TASK PROMPT
Write every line out verbatim and omit the pictures.

MATERIAL PROVIDED
■ ■ ■ ■ ■

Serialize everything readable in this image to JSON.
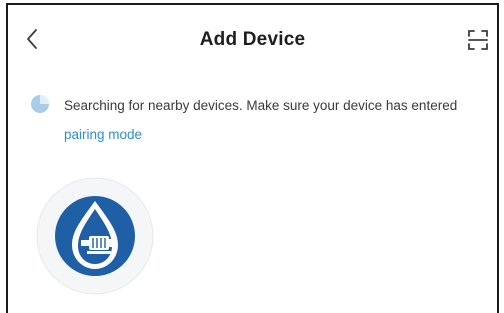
{
  "header": {
    "title": "Add Device",
    "back_icon": "chevron-left-icon",
    "scan_icon": "scan-frame-icon"
  },
  "status": {
    "message": "Searching for nearby devices. Make sure your device has entered",
    "link_text": "pairing mode",
    "spinner_icon": "loading-spinner-icon"
  },
  "device": {
    "icon": "water-drop-pump-icon"
  },
  "colors": {
    "accent_link": "#2a8fd6",
    "device_blue": "#1f5fa6",
    "spinner_blue": "#a9cde8",
    "title_text": "#1e1e1e",
    "body_text": "#3a3a3a"
  }
}
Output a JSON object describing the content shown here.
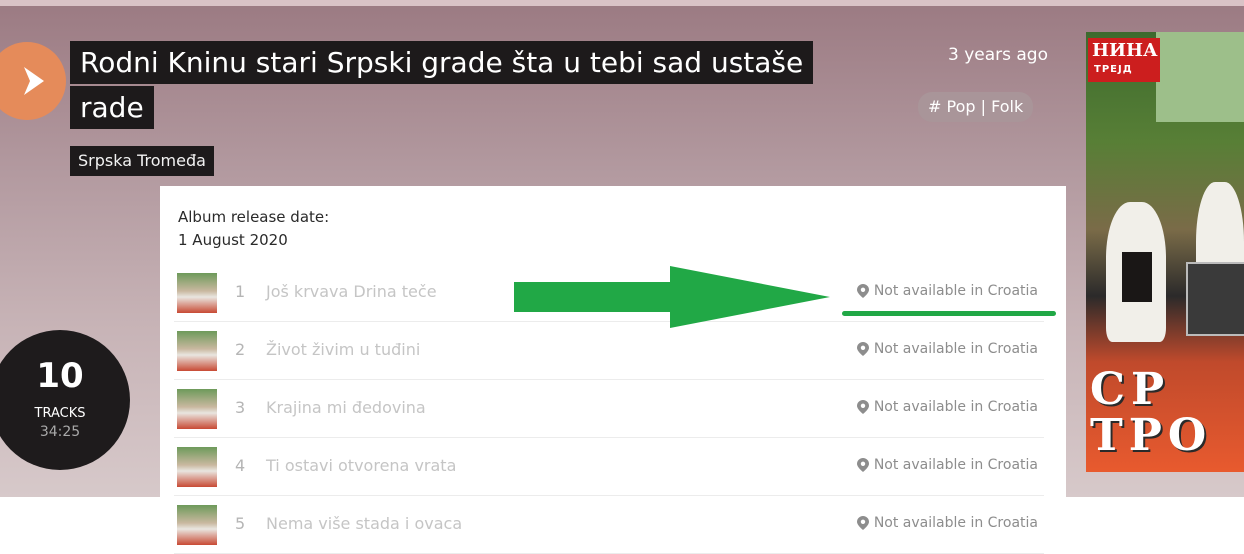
{
  "album": {
    "title_line1": "Rodni Kninu stari Srpski grade šta u tebi sad ustaše",
    "title_line2": "rade",
    "artist": "Srpska Tromeđa",
    "time_ago": "3 years ago",
    "genre": "# Pop | Folk",
    "release_label": "Album release date:",
    "release_date": "1 August 2020"
  },
  "stats": {
    "track_count": "10",
    "tracks_label": "TRACKS",
    "duration": "34:25"
  },
  "cover": {
    "logo_text": "НИНА",
    "logo_sub": "ТРЕЈД",
    "title_line1": "СР",
    "title_line2": "ТРО"
  },
  "tracks": [
    {
      "number": "1",
      "title": "Još krvava Drina teče",
      "availability": "Not available in Croatia"
    },
    {
      "number": "2",
      "title": "Život živim u tuđini",
      "availability": "Not available in Croatia"
    },
    {
      "number": "3",
      "title": "Krajina mi đedovina",
      "availability": "Not available in Croatia"
    },
    {
      "number": "4",
      "title": "Ti ostavi otvorena vrata",
      "availability": "Not available in Croatia"
    },
    {
      "number": "5",
      "title": "Nema više stada i ovaca",
      "availability": "Not available in Croatia"
    }
  ],
  "colors": {
    "play_button": "#e58b5a",
    "annotation_green": "#21a846",
    "title_bg": "#1d1a1b"
  },
  "icons": [
    "play-icon",
    "location-pin-icon",
    "annotation-arrow-icon"
  ]
}
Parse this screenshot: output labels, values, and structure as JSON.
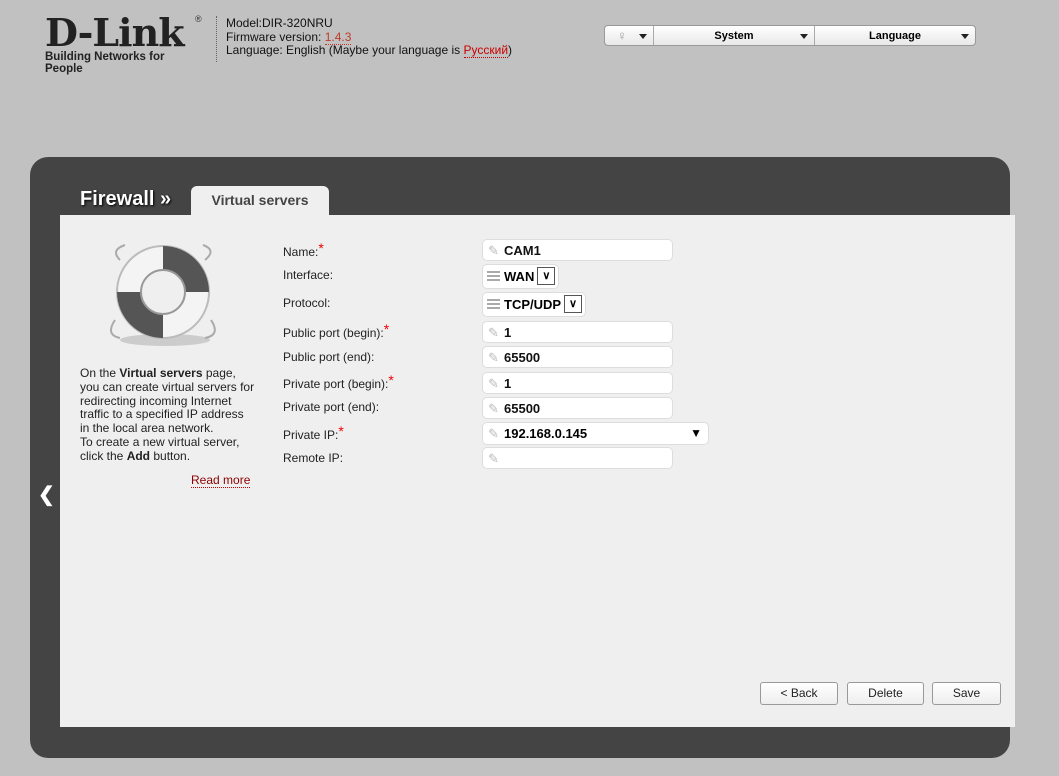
{
  "header": {
    "logo_text": "D-Link",
    "logo_tagline": "Building Networks for People",
    "model": "Model:DIR-320NRU",
    "firmware_label": "Firmware version: ",
    "firmware_version": "1.4.3",
    "language_label": "Language: English (Maybe your language is ",
    "language_suggest": "Русский",
    "language_close": ")"
  },
  "topbar": {
    "system": "System",
    "language": "Language"
  },
  "nav": {
    "breadcrumb": "Firewall »",
    "tab": "Virtual servers"
  },
  "help": {
    "t1": "On the ",
    "b1": "Virtual servers",
    "t2": " page, you can create virtual servers for redirecting incoming Internet traffic to a specified IP address in the local area network.",
    "t3": "To create a new virtual server, click the ",
    "b2": "Add",
    "t4": " button.",
    "read_more": "Read more"
  },
  "form": {
    "name_label": "Name:",
    "name_value": "CAM1",
    "interface_label": "Interface:",
    "interface_value": "WAN",
    "protocol_label": "Protocol:",
    "protocol_value": "TCP/UDP",
    "pub_begin_label": "Public port (begin):",
    "pub_begin_value": "1",
    "pub_end_label": "Public port (end):",
    "pub_end_value": "65500",
    "priv_begin_label": "Private port (begin):",
    "priv_begin_value": "1",
    "priv_end_label": "Private port (end):",
    "priv_end_value": "65500",
    "priv_ip_label": "Private IP:",
    "priv_ip_value": "192.168.0.145",
    "remote_ip_label": "Remote IP:",
    "remote_ip_value": "",
    "required_mark": "*"
  },
  "buttons": {
    "back": "< Back",
    "delete": "Delete",
    "save": "Save"
  }
}
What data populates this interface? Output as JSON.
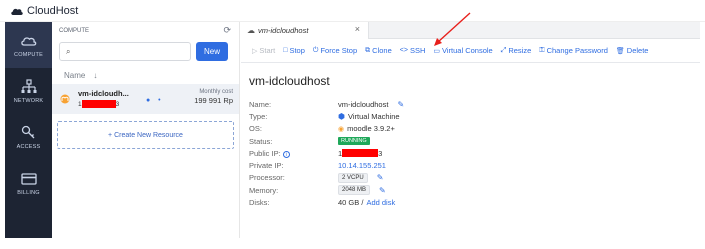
{
  "app": {
    "name": "CloudHost"
  },
  "nav": [
    {
      "label": "COMPUTE",
      "icon": "cloud-icon"
    },
    {
      "label": "NETWORK",
      "icon": "network-icon"
    },
    {
      "label": "ACCESS",
      "icon": "key-icon"
    },
    {
      "label": "BILLING",
      "icon": "card-icon"
    }
  ],
  "left": {
    "heading": "COMPUTE",
    "search_placeholder": "",
    "new_label": "New",
    "col_name": "Name",
    "vm": {
      "name": "vm-idcloudh...",
      "ip_prefix": "1",
      "ip_suffix": "3",
      "cost_label": "Monthly cost",
      "cost_value": "199 991 Rp"
    },
    "create_label": "+ Create New Resource"
  },
  "tab": {
    "label": "vm-idcloudhost"
  },
  "toolbar": {
    "start": "Start",
    "stop": "Stop",
    "force_stop": "Force Stop",
    "clone": "Clone",
    "ssh": "SSH",
    "console": "Virtual Console",
    "resize": "Resize",
    "change_password": "Change Password",
    "delete": "Delete"
  },
  "details": {
    "title": "vm-idcloudhost",
    "rows": {
      "name_label": "Name:",
      "name_value": "vm-idcloudhost",
      "type_label": "Type:",
      "type_value": "Virtual Machine",
      "os_label": "OS:",
      "os_value": "moodle 3.9.2+",
      "status_label": "Status:",
      "status_value": "RUNNING",
      "public_ip_label": "Public IP:",
      "public_ip_prefix": "1",
      "public_ip_suffix": "3",
      "private_ip_label": "Private IP:",
      "private_ip_value": "10.14.155.251",
      "processor_label": "Processor:",
      "processor_value": "2 VCPU",
      "memory_label": "Memory:",
      "memory_value": "2048 MB",
      "disks_label": "Disks:",
      "disks_value": "40 GB /",
      "disks_link": "Add disk"
    }
  },
  "colors": {
    "accent": "#2f6de1",
    "sidebar": "#1d2433",
    "running": "#1fa85a",
    "redaction": "#ff0000",
    "arrow": "#e8201c"
  }
}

■ ■ ■ ■ ■

FULL ANSWER
Serialize everything readable in this image to JSON.
{
  "header": {
    "title": "Add Device",
    "back_icon": "chevron-left-icon",
    "scan_icon": "scan-frame-icon"
  },
  "status": {
    "message": "Searching for nearby devices. Make sure your device has entered",
    "link_text": "pairing mode",
    "spinner_icon": "loading-spinner-icon"
  },
  "device": {
    "icon": "water-drop-pump-icon"
  },
  "colors": {
    "accent_link": "#2a8fd6",
    "device_blue": "#1f5fa6",
    "spinner_blue": "#a9cde8",
    "title_text": "#1e1e1e",
    "body_text": "#3a3a3a"
  }
}
Output a JSON object describing the content shown here.
{
  "album": {
    "title_line1": "Rodni Kninu stari Srpski grade šta u tebi sad ustaše",
    "title_line2": "rade",
    "artist": "Srpska Tromeđa",
    "time_ago": "3 years ago",
    "genre": "# Pop | Folk",
    "release_label": "Album release date:",
    "release_date": "1 August 2020"
  },
  "stats": {
    "track_count": "10",
    "tracks_label": "TRACKS",
    "duration": "34:25"
  },
  "cover": {
    "logo_text": "НИНА",
    "logo_sub": "ТРЕЈД",
    "title_line1": "СР",
    "title_line2": "ТРО"
  },
  "tracks": [
    {
      "number": "1",
      "title": "Još krvava Drina teče",
      "availability": "Not available in Croatia"
    },
    {
      "number": "2",
      "title": "Život živim u tuđini",
      "availability": "Not available in Croatia"
    },
    {
      "number": "3",
      "title": "Krajina mi đedovina",
      "availability": "Not available in Croatia"
    },
    {
      "number": "4",
      "title": "Ti ostavi otvorena vrata",
      "availability": "Not available in Croatia"
    },
    {
      "number": "5",
      "title": "Nema više stada i ovaca",
      "availability": "Not available in Croatia"
    }
  ],
  "colors": {
    "play_button": "#e58b5a",
    "annotation_green": "#21a846",
    "title_bg": "#1d1a1b"
  },
  "icons": [
    "play-icon",
    "location-pin-icon",
    "annotation-arrow-icon"
  ]
}
Parse this screenshot: output labels, values, and structure as JSON.
{
  "header": {
    "logo_text": "D-Link",
    "logo_tagline": "Building Networks for People",
    "model": "Model:DIR-320NRU",
    "firmware_label": "Firmware version: ",
    "firmware_version": "1.4.3",
    "language_label": "Language: English (Maybe your language is ",
    "language_suggest": "Русский",
    "language_close": ")"
  },
  "topbar": {
    "system": "System",
    "language": "Language"
  },
  "nav": {
    "breadcrumb": "Firewall »",
    "tab": "Virtual servers"
  },
  "help": {
    "t1": "On the ",
    "b1": "Virtual servers",
    "t2": " page, you can create virtual servers for redirecting incoming Internet traffic to a specified IP address in the local area network.",
    "t3": "To create a new virtual server, click the ",
    "b2": "Add",
    "t4": " button.",
    "read_more": "Read more"
  },
  "form": {
    "name_label": "Name:",
    "name_value": "CAM1",
    "interface_label": "Interface:",
    "interface_value": "WAN",
    "protocol_label": "Protocol:",
    "protocol_value": "TCP/UDP",
    "pub_begin_label": "Public port (begin):",
    "pub_begin_value": "1",
    "pub_end_label": "Public port (end):",
    "pub_end_value": "65500",
    "priv_begin_label": "Private port (begin):",
    "priv_begin_value": "1",
    "priv_end_label": "Private port (end):",
    "priv_end_value": "65500",
    "priv_ip_label": "Private IP:",
    "priv_ip_value": "192.168.0.145",
    "remote_ip_label": "Remote IP:",
    "remote_ip_value": "",
    "required_mark": "*"
  },
  "buttons": {
    "back": "< Back",
    "delete": "Delete",
    "save": "Save"
  }
}
What data populates this interface? Output as JSON.
{
  "app": {
    "name": "CloudHost"
  },
  "nav": [
    {
      "label": "COMPUTE",
      "icon": "cloud-icon"
    },
    {
      "label": "NETWORK",
      "icon": "network-icon"
    },
    {
      "label": "ACCESS",
      "icon": "key-icon"
    },
    {
      "label": "BILLING",
      "icon": "card-icon"
    }
  ],
  "left": {
    "heading": "COMPUTE",
    "search_placeholder": "",
    "new_label": "New",
    "col_name": "Name",
    "vm": {
      "name": "vm-idcloudh...",
      "ip_prefix": "1",
      "ip_suffix": "3",
      "cost_label": "Monthly cost",
      "cost_value": "199 991 Rp"
    },
    "create_label": "+ Create New Resource"
  },
  "tab": {
    "label": "vm-idcloudhost"
  },
  "toolbar": {
    "start": "Start",
    "stop": "Stop",
    "force_stop": "Force Stop",
    "clone": "Clone",
    "ssh": "SSH",
    "console": "Virtual Console",
    "resize": "Resize",
    "change_password": "Change Password",
    "delete": "Delete"
  },
  "details": {
    "title": "vm-idcloudhost",
    "rows": {
      "name_label": "Name:",
      "name_value": "vm-idcloudhost",
      "type_label": "Type:",
      "type_value": "Virtual Machine",
      "os_label": "OS:",
      "os_value": "moodle 3.9.2+",
      "status_label": "Status:",
      "status_value": "RUNNING",
      "public_ip_label": "Public IP:",
      "public_ip_prefix": "1",
      "public_ip_suffix": "3",
      "private_ip_label": "Private IP:",
      "private_ip_value": "10.14.155.251",
      "processor_label": "Processor:",
      "processor_value": "2 VCPU",
      "memory_label": "Memory:",
      "memory_value": "2048 MB",
      "disks_label": "Disks:",
      "disks_value": "40 GB /",
      "disks_link": "Add disk"
    }
  },
  "colors": {
    "accent": "#2f6de1",
    "sidebar": "#1d2433",
    "running": "#1fa85a",
    "redaction": "#ff0000",
    "arrow": "#e8201c"
  }
}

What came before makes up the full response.